Description of the task: Copy the listing below in full and skip every picture.

Dataset excerpts:
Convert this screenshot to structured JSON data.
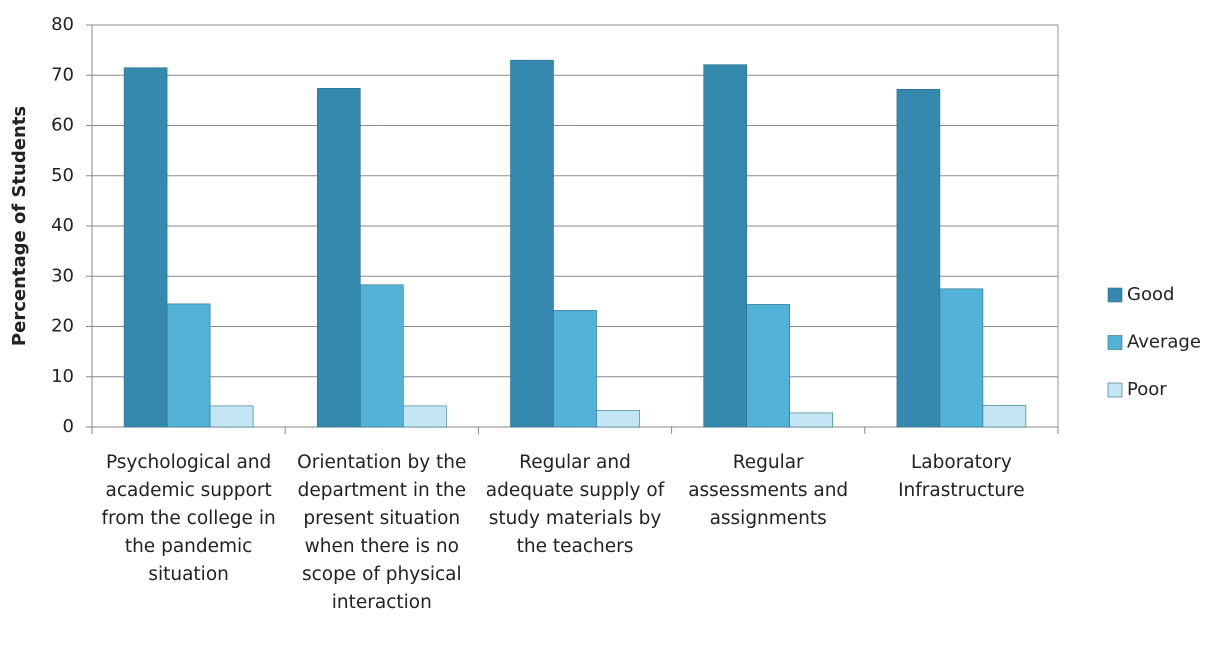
{
  "chart_data": {
    "type": "bar",
    "categories": [
      "Psychological and academic support from the college in the pandemic situation",
      "Orientation by the department in the present situation when there is no scope of physical interaction",
      "Regular and adequate supply of study materials by the teachers",
      "Regular assessments and assignments",
      "Laboratory Infrastructure"
    ],
    "series": [
      {
        "name": "Good",
        "color": "#3589ae",
        "values": [
          71.5,
          67.4,
          73.0,
          72.1,
          67.2
        ]
      },
      {
        "name": "Average",
        "color": "#52b2d8",
        "values": [
          24.5,
          28.3,
          23.2,
          24.4,
          27.5
        ]
      },
      {
        "name": "Poor",
        "color": "#c3e5f4",
        "values": [
          4.2,
          4.2,
          3.3,
          2.8,
          4.3
        ]
      }
    ],
    "ylabel": "Percentage of Students",
    "ylim": [
      0,
      80
    ],
    "yticks": [
      0,
      10,
      20,
      30,
      40,
      50,
      60,
      70,
      80
    ],
    "grid": true,
    "legend": "right"
  }
}
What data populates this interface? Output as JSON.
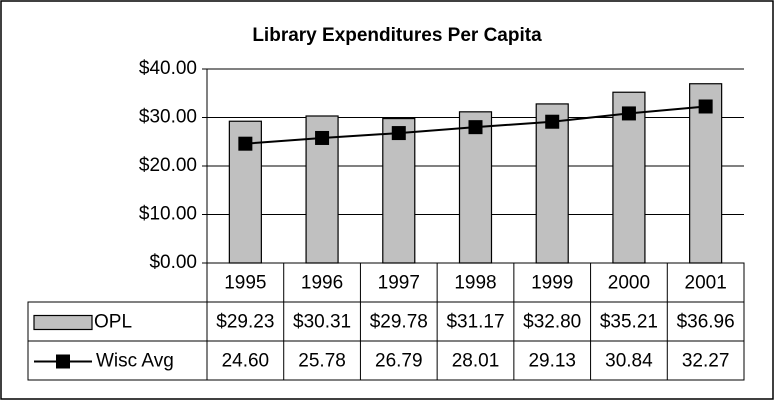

The reply:
Convert this screenshot to structured JSON data.
{
  "chart_data": {
    "type": "bar",
    "categories": [
      "Psychological and academic support from the college in the pandemic situation",
      "Orientation by the department in the present situation when there is no scope of physical interaction",
      "Regular and adequate supply of study materials by the teachers",
      "Regular assessments and assignments",
      "Laboratory Infrastructure"
    ],
    "series": [
      {
        "name": "Good",
        "color": "#3589ae",
        "values": [
          71.5,
          67.4,
          73.0,
          72.1,
          67.2
        ]
      },
      {
        "name": "Average",
        "color": "#52b2d8",
        "values": [
          24.5,
          28.3,
          23.2,
          24.4,
          27.5
        ]
      },
      {
        "name": "Poor",
        "color": "#c3e5f4",
        "values": [
          4.2,
          4.2,
          3.3,
          2.8,
          4.3
        ]
      }
    ],
    "ylabel": "Percentage of Students",
    "ylim": [
      0,
      80
    ],
    "yticks": [
      0,
      10,
      20,
      30,
      40,
      50,
      60,
      70,
      80
    ],
    "grid": true,
    "legend": "right"
  }
}
What data populates this interface? Output as JSON.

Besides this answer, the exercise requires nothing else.